Source text:

A group of senior Police and Military officers attempted to overthrow the Sirimavo Bandaranaike Government. They were driven by three critical events in the years leading up to January 1962. The coup participants belonged to the Westernised urban middle class who were alarmed at the undermining of the secular plural state and government.

By Jayantha Somasundaram

(Part I of this article appeared yesterday)

The first trigger was the anti-Tamil violence of 1958. The second trigger was the growing confrontation between the regime and the Christian community, particularly the Roman Catholic Church.

As soon as he took office S. W. R. D Bandaranaike had 21 CID and Special Branch gazetted officers resign or retire. Half of them were non-Sinhalese and the majority were reported to be Christian. Despite that, in 1957, 29 percent of the gazetted police officers were Burghers and about 65 percent were Christian. The situation in the military was no different during British times while the officers in the Army were mainly British, Burghers accounted for half the troops.

This anomaly goes back to 1902, when a Cadet Battalion was set up as part of the Ceylon Light Infantry Volunteers with companies initially in Royal College and then in the Christian public schools S. Thomas’ and Wesley in Colombo, Trinity and Kingswood in Kandy and Richmond in Galle. Buddhist and Hindu schools were late in introducing cadetting because of their adherence to ahimsa. When the Ceylon Army was established in 1949 the initial Officer Cadets sent to the Royal Military Academy Sandhurst for training were also largely from the ethnic and religious minorities. “Buddhist parents did not like their sons in the army … Perhaps there is something of the Buddhist aversion to killing in this prejudice …. There is an ancient tradition among the Sinhalese of employing mercenaries: Malays, Moors, Malabars, Tamils,” speculates Horowitz.

Material shown:
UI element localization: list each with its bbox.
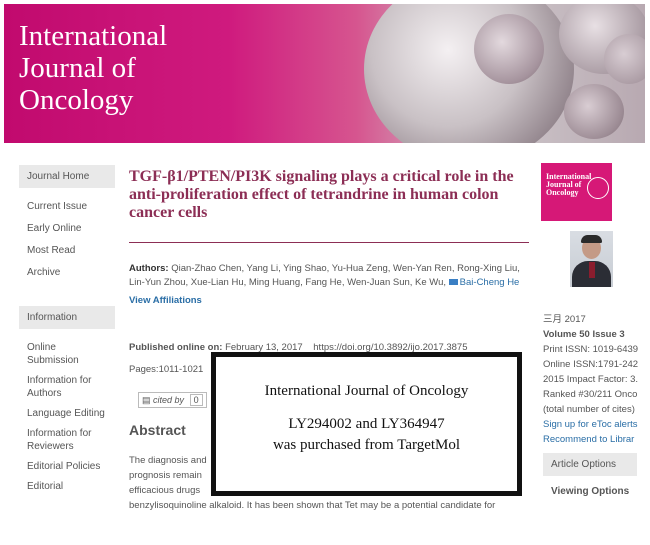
article-main: TGF-β1/PTEN/PI3K signaling plays a criti…: [129, 168, 529, 222]
sidebar-information-header: Information: [19, 306, 115, 329]
cites-note: (total number of cites): [543, 404, 635, 415]
title-divider: [129, 242, 529, 243]
print-issn: Print ISSN: 1019-6439: [543, 344, 639, 355]
cell-image: [364, 4, 574, 143]
editor-photo-hair: [581, 235, 602, 243]
authors-label: Authors:: [129, 263, 169, 274]
viewing-options[interactable]: Viewing Options: [551, 486, 629, 497]
cited-by-widget[interactable]: ▤ cited by 0: [138, 392, 207, 408]
impact-factor: 2015 Impact Factor: 3.: [543, 374, 639, 385]
cell-image: [604, 34, 645, 84]
right-panel: International Journal of Oncology 三月 201…: [541, 163, 650, 497]
cell-image: [474, 14, 544, 84]
article-title: TGF-β1/PTEN/PI3K signaling plays a criti…: [129, 168, 514, 221]
cover-title: International Journal of Oncology: [546, 172, 592, 197]
ranking: Ranked #30/211 Onco: [543, 389, 638, 400]
etoc-alerts-link[interactable]: Sign up for eToc alerts: [543, 418, 638, 431]
authors-block: Authors: Qian-Zhao Chen, Yang Li, Ying S…: [129, 262, 529, 308]
recommend-library-link[interactable]: Recommend to Librar: [543, 433, 634, 446]
cited-by-count: 0: [189, 394, 203, 406]
journal-logo-title[interactable]: International Journal of Oncology: [19, 20, 167, 116]
sidebar-item-most-read[interactable]: Most Read: [27, 244, 107, 257]
published-label: Published online on:: [129, 342, 223, 353]
cell-image: [564, 84, 624, 139]
product-overlay-box: International Journal of Oncology LY2940…: [211, 352, 522, 496]
abstract-line: benzylisoquinoline alkaloid. It has been…: [129, 500, 496, 511]
sidebar-item-online-submission[interactable]: Online Submission: [27, 341, 107, 367]
editor-photo-tie: [589, 262, 595, 278]
cited-by-icon: ▤: [142, 395, 151, 405]
cited-by-label: cited by: [153, 395, 185, 405]
sidebar-item-info-authors[interactable]: Information for Authors: [27, 374, 107, 400]
view-affiliations-link[interactable]: View Affiliations: [129, 295, 202, 306]
issue-date: 三月 2017: [543, 314, 586, 325]
issue-volume[interactable]: Volume 50 Issue 3: [543, 328, 625, 341]
sidebar-information: Information Online Submission Informatio…: [19, 306, 115, 500]
sidebar-item-editorial-policies[interactable]: Editorial Policies: [27, 460, 107, 473]
journal-title-line: International: [19, 20, 168, 52]
sidebar-journal-home[interactable]: Journal Home: [19, 165, 115, 188]
overlay-compounds: LY294002 and LY364947: [288, 416, 445, 432]
online-issn: Online ISSN:1791-242: [543, 359, 639, 370]
sidebar-item-early-online[interactable]: Early Online: [27, 222, 107, 235]
corresponding-author[interactable]: Bai-Cheng He: [460, 277, 520, 288]
overlay-journal-name: International Journal of Oncology: [264, 383, 469, 399]
overlay-supplier: was purchased from TargetMol: [272, 437, 461, 453]
sidebar-item-current-issue[interactable]: Current Issue: [27, 200, 107, 213]
email-icon[interactable]: [448, 279, 458, 286]
sidebar-item-editorial[interactable]: Editorial: [27, 480, 107, 493]
journal-banner: International Journal of Oncology: [4, 4, 645, 143]
journal-emblem-icon: [587, 177, 609, 199]
sidebar-item-language-editing[interactable]: Language Editing: [27, 407, 107, 420]
abstract-heading: Abstract: [129, 422, 186, 438]
journal-title-line: Journal of: [19, 52, 136, 84]
editor-photo: [570, 231, 613, 287]
pages-info: Pages:1011-1021: [129, 364, 204, 375]
sidebar-item-info-reviewers[interactable]: Information for Reviewers: [27, 427, 107, 453]
sidebar-item-archive[interactable]: Archive: [27, 266, 107, 279]
journal-title-line: Oncology: [19, 84, 134, 116]
sidebar-nav: Journal Home Current Issue Early Online …: [19, 165, 115, 288]
article-options-header: Article Options: [543, 453, 637, 476]
journal-cover[interactable]: International Journal of Oncology: [541, 163, 612, 221]
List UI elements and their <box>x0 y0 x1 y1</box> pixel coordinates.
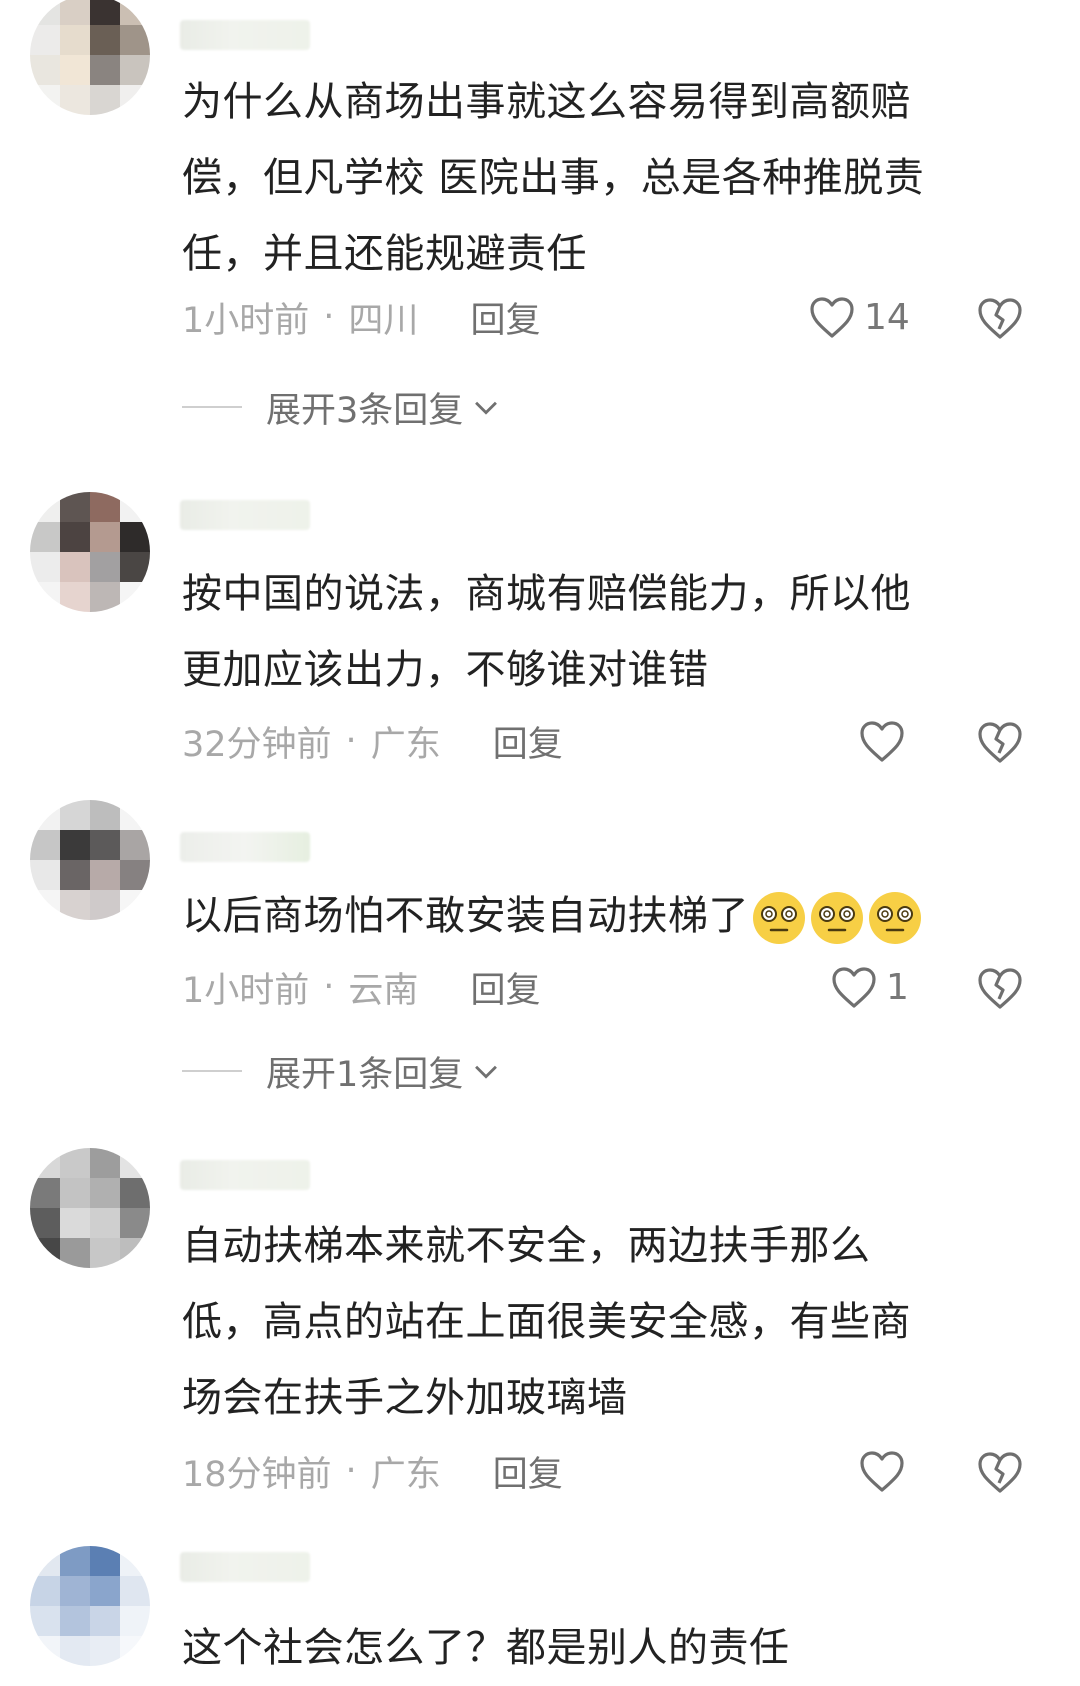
avatar[interactable] <box>30 1546 150 1666</box>
timestamp: 1小时前 <box>182 970 310 1011</box>
avatar[interactable] <box>30 492 150 612</box>
dizzy-face-icon <box>753 892 805 944</box>
chevron-down-icon <box>475 1065 498 1079</box>
expand-replies-label: 展开1条回复 <box>266 1054 464 1095</box>
avatar[interactable] <box>30 800 150 920</box>
comment-meta: 32分钟前 · 广东 回复 <box>182 716 563 766</box>
heart-icon <box>810 297 854 338</box>
location: 云南 <box>348 970 419 1011</box>
avatar[interactable] <box>30 0 150 115</box>
expand-divider <box>182 1070 242 1072</box>
comment-meta: 1小时前 · 四川 回复 <box>182 292 540 342</box>
username-blurred[interactable] <box>180 1552 310 1582</box>
expand-replies[interactable]: 展开3条回复 <box>182 382 503 432</box>
separator: · <box>345 1451 357 1491</box>
separator: · <box>345 721 357 761</box>
dislike-broken-heart-icon[interactable] <box>976 294 1024 342</box>
expand-replies-label: 展开3条回复 <box>266 390 464 431</box>
comment-meta: 18分钟前 · 广东 回复 <box>182 1446 563 1496</box>
like-button[interactable] <box>858 716 914 766</box>
chevron-down-icon <box>475 401 498 415</box>
dizzy-face-icon <box>811 892 863 944</box>
timestamp: 1小时前 <box>182 300 310 341</box>
expand-replies[interactable]: 展开1条回复 <box>182 1046 503 1096</box>
reply-button[interactable]: 回复 <box>493 716 563 767</box>
comment-text: 为什么从商场出事就这么容易得到高额赔 偿，但凡学校 医院出事，总是各种推脱责 任… <box>182 79 925 277</box>
like-button[interactable]: 1 <box>830 962 909 1012</box>
comment-text: 这个社会怎么了？都是别人的责任 <box>182 1625 790 1671</box>
like-button[interactable]: 14 <box>808 292 910 342</box>
dislike-broken-heart-icon[interactable] <box>976 718 1024 766</box>
username-blurred[interactable] <box>180 20 310 50</box>
separator: · <box>323 297 335 337</box>
avatar[interactable] <box>30 1148 150 1268</box>
dislike-broken-heart-icon[interactable] <box>976 1448 1024 1496</box>
location: 广东 <box>370 724 441 765</box>
dizzy-face-icon <box>869 892 921 944</box>
like-count: 1 <box>886 966 909 1008</box>
expand-divider <box>182 406 242 408</box>
location: 四川 <box>348 300 419 341</box>
heart-icon <box>832 967 876 1008</box>
location: 广东 <box>370 1454 441 1495</box>
comment-text: 以后商场怕不敢安装自动扶梯了 <box>182 878 1042 954</box>
username-blurred[interactable] <box>180 500 310 530</box>
reply-button[interactable]: 回复 <box>470 962 540 1013</box>
dislike-broken-heart-icon[interactable] <box>976 964 1024 1012</box>
heart-icon <box>860 1451 904 1492</box>
separator: · <box>323 967 335 1007</box>
reply-button[interactable]: 回复 <box>470 292 540 343</box>
reply-button[interactable]: 回复 <box>493 1446 563 1497</box>
like-count: 14 <box>864 296 910 338</box>
username-blurred[interactable] <box>180 832 310 862</box>
username-blurred[interactable] <box>180 1160 310 1190</box>
heart-icon <box>860 721 904 762</box>
comment-meta: 1小时前 · 云南 回复 <box>182 962 540 1012</box>
comment-text: 自动扶梯本来就不安全，两边扶手那么 低，高点的站在上面很美安全感，有些商 场会在… <box>182 1223 911 1421</box>
timestamp: 32分钟前 <box>182 724 332 765</box>
timestamp: 18分钟前 <box>182 1454 332 1495</box>
like-button[interactable] <box>858 1446 914 1496</box>
comment-text: 按中国的说法，商城有赔偿能力，所以他 更加应该出力，不够谁对谁错 <box>182 571 911 693</box>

Exercises to complete:
• 1. According to the coup article, what share of the gazetted police officers in 1957 were Burghers?
• 2. List every school that the coup article names as having a cadet company.
• 3. Extend the coup article by writing on from its final sentence.
The lines placed after the coup article are separate material.

Response list:
• 1. 29 percent.

• 2. Royal College, S. Thomas', Wesley, Trinity, Kingswood, and Richmond.

• 3.
Despite their huge influence, the Protestant Christians in Sri Lanka were numerically small, a metropolitan minority making up one percent of the national population. By contrast, the Portuguese religious impact had resulted in a Roman Catholic community in the country that comprised seven percent. And unlike the Protestants who were split among numerous denominations, the Roman Catholics were united in a single church and fiercely loyal to their faith.

Neil Quintus Dias

The majority community as well as the regime feared what was termed ‘Catholic Action’, the attempt by lay Catholics to spread Catholic influence in a host society. “‘Bauddha Balavegaya (Buddhist Force) formed by L. H. Mettananda former principal of Ananda College, Neil Quintus (NQ) Dias, PM Sirimavo’s Defence Secretary and several other prominent Sinhala Buddhist nationalist leaders’ stand against ‘Catholic Action’ was well known. However, the existence of such a secretive campaign remained a mystery,” writes K. K. S. Perera (The Nation 4/11/12)

“N.Q. Dias was well known for his strong stand against ‘Catholic Action’ as it was then called,” wrote Bradman Weerakoon in Rendering Unto Caesar. “His actions in regard to the defence establishment and police were also being watched by the upper echelons of the three forces which were then largely manned by non-Buddhist officers.”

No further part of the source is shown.